- _DIRECTION_
Show each line from the listing that includes the word "中国共产党纪律处分条例".

- _INPUT DATA_

— begin —

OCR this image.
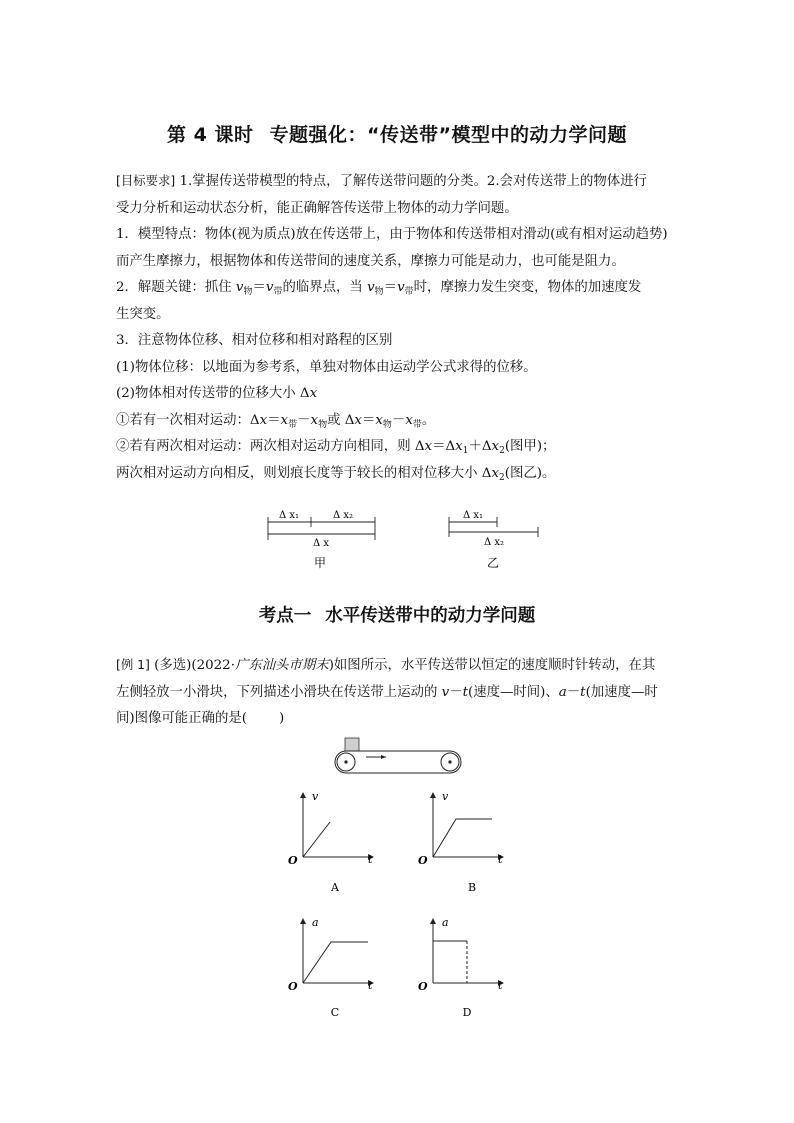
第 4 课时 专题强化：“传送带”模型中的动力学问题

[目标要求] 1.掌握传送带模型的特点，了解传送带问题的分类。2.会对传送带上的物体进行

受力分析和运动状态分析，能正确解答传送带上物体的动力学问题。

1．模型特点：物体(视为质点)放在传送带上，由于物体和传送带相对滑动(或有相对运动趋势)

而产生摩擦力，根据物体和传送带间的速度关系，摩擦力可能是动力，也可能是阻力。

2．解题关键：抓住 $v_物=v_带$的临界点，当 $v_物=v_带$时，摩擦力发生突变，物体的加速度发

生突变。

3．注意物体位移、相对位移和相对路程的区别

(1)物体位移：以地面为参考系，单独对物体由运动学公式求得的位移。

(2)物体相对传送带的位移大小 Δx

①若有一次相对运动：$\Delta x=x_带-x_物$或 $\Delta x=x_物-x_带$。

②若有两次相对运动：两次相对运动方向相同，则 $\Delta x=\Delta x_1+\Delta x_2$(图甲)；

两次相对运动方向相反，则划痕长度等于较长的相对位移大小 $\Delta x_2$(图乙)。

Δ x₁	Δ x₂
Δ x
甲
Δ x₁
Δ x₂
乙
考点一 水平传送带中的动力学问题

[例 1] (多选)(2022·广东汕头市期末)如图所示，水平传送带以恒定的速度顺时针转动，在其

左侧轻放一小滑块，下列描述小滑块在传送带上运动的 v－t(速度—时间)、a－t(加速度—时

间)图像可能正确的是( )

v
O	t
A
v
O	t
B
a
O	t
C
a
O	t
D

— end —
— begin —

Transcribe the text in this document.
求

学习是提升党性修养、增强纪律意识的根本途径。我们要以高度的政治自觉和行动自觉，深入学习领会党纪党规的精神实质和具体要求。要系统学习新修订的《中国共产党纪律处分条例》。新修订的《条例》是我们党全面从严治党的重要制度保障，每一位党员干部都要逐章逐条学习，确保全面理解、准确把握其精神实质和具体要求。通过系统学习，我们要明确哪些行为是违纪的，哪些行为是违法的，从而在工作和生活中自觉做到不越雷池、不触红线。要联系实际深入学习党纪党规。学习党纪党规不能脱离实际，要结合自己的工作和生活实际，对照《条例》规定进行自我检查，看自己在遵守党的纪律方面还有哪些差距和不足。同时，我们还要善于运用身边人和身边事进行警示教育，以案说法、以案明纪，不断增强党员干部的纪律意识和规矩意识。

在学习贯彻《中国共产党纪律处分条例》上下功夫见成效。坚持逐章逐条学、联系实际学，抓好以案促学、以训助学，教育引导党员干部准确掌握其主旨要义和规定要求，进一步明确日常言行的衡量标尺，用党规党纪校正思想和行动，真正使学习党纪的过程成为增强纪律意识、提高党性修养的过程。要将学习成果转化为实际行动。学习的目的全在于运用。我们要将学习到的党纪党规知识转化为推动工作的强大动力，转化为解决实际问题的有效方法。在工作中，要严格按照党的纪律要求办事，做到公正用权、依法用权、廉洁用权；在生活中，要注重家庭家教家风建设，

— end —
— begin —

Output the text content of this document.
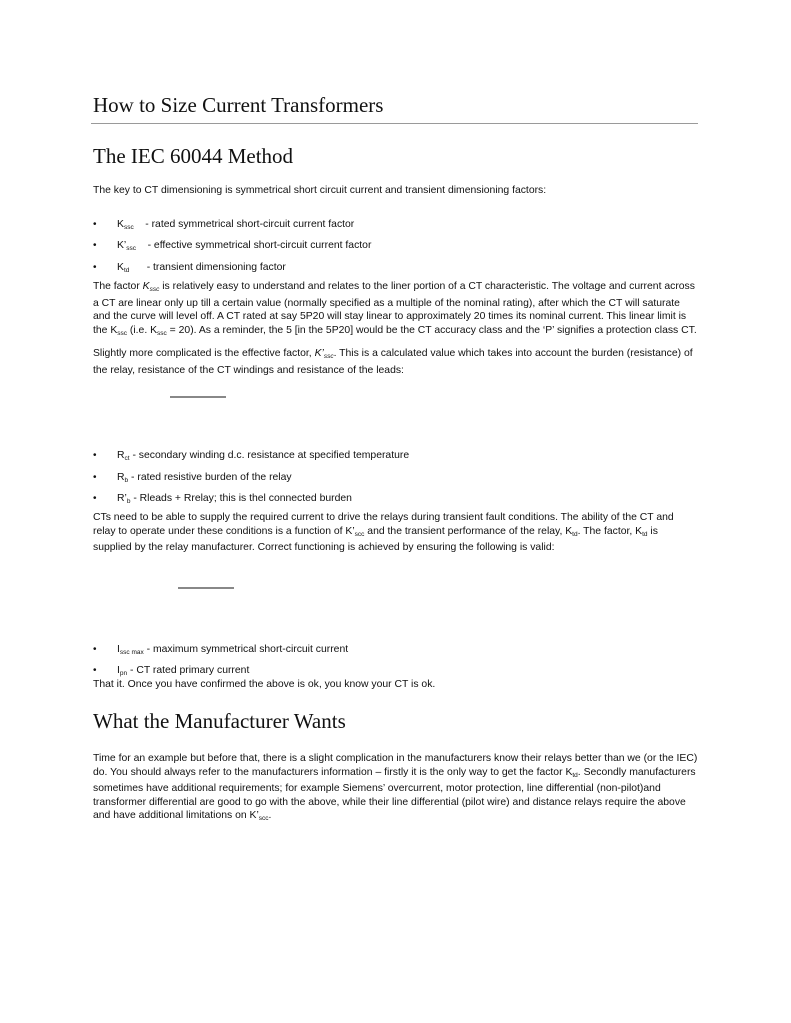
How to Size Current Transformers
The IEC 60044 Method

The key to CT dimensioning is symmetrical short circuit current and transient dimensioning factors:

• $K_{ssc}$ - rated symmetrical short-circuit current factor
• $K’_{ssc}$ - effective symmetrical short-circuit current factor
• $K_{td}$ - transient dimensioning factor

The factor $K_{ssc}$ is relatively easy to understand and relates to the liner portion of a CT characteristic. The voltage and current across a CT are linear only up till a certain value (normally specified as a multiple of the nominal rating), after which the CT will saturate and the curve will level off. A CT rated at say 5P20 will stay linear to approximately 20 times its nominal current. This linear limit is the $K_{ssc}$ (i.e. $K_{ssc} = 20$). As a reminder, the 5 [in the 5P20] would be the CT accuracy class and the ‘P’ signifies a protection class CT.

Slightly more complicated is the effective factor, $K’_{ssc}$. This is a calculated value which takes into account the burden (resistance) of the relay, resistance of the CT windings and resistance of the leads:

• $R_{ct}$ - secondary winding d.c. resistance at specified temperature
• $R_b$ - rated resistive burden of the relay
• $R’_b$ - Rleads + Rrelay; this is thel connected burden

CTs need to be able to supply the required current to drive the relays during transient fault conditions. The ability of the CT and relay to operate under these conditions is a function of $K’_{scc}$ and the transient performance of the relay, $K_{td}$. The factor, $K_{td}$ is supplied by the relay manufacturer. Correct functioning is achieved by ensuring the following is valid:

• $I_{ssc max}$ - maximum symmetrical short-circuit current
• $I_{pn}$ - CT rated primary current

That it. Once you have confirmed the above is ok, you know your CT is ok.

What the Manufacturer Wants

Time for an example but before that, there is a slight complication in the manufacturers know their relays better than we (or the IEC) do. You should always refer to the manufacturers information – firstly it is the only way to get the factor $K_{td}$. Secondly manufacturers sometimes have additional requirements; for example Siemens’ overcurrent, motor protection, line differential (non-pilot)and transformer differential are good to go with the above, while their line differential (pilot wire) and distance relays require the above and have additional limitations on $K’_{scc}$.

— end —

- _THE OUTPUT_
学习是提升党性修养、增强纪律意识的根本途径。我们要以高度的政治自觉和行动自觉，深入学习领会党纪党规的精神实质和具体要求。要系统学习新修订的《中国共产党纪律处分条例》。新修订的《条例》是我们党全面从严治党的重要制度保障，每一位党员干部都要逐章逐条学习，确保全面理解、准确把握其精神实质和具体要求。通过系统学习，我们要明确哪些行为是违纪的，哪些行为是违法的，从而在工作和生活中自觉做到不越雷池、不触红线。要联系实际深入学习党纪党规。学习党纪党规不能脱离实际，要结合自己的工作和生活实际，对照《条例》规定进行自我检查，看自己在遵守党的纪律方面还有哪些差距和不足。同时，我们还要善于运用身边人和身边事进行警示教育，以案说法、以案明纪，不断增强党员干部的纪律意识和规矩意识。
在学习贯彻《中国共产党纪律处分条例》上下功夫见成效。坚持逐章逐条学、联系实际学，抓好以案促学、以训助学，教育引导党员干部准确掌握其主旨要义和规定要求，进一步明确日常言行的衡量标尺，用党规党纪校正思想和行动，真正使学习党纪的过程成为增强纪律意识、提高党性修养的过程。要将学习成果转化为实际行动。学习的目的全在于运用。我们要将学习到的党纪党规知识转化为推动工作的强大动力，转化为解决实际问题的有效方法。在工作中，要严格按照党的纪律要求办事，做到公正用权、依法用权、廉洁用权；在生活中，要注重家庭家教家风建设，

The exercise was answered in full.